### [Required work]
Pull each line holding the word "that" from the data.

================================

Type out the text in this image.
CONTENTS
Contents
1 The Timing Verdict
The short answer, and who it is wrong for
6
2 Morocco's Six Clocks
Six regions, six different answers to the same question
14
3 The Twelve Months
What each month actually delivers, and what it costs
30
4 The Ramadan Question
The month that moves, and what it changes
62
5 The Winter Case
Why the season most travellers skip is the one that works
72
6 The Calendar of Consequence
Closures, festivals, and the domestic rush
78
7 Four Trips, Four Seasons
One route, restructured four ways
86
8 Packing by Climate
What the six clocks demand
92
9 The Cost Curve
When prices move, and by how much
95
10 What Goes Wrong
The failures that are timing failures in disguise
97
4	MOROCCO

================================

### [Solution]
The month that moves, and what it changes
Why the season most travellers skip is the one that works
The failures that are timing failures in disguise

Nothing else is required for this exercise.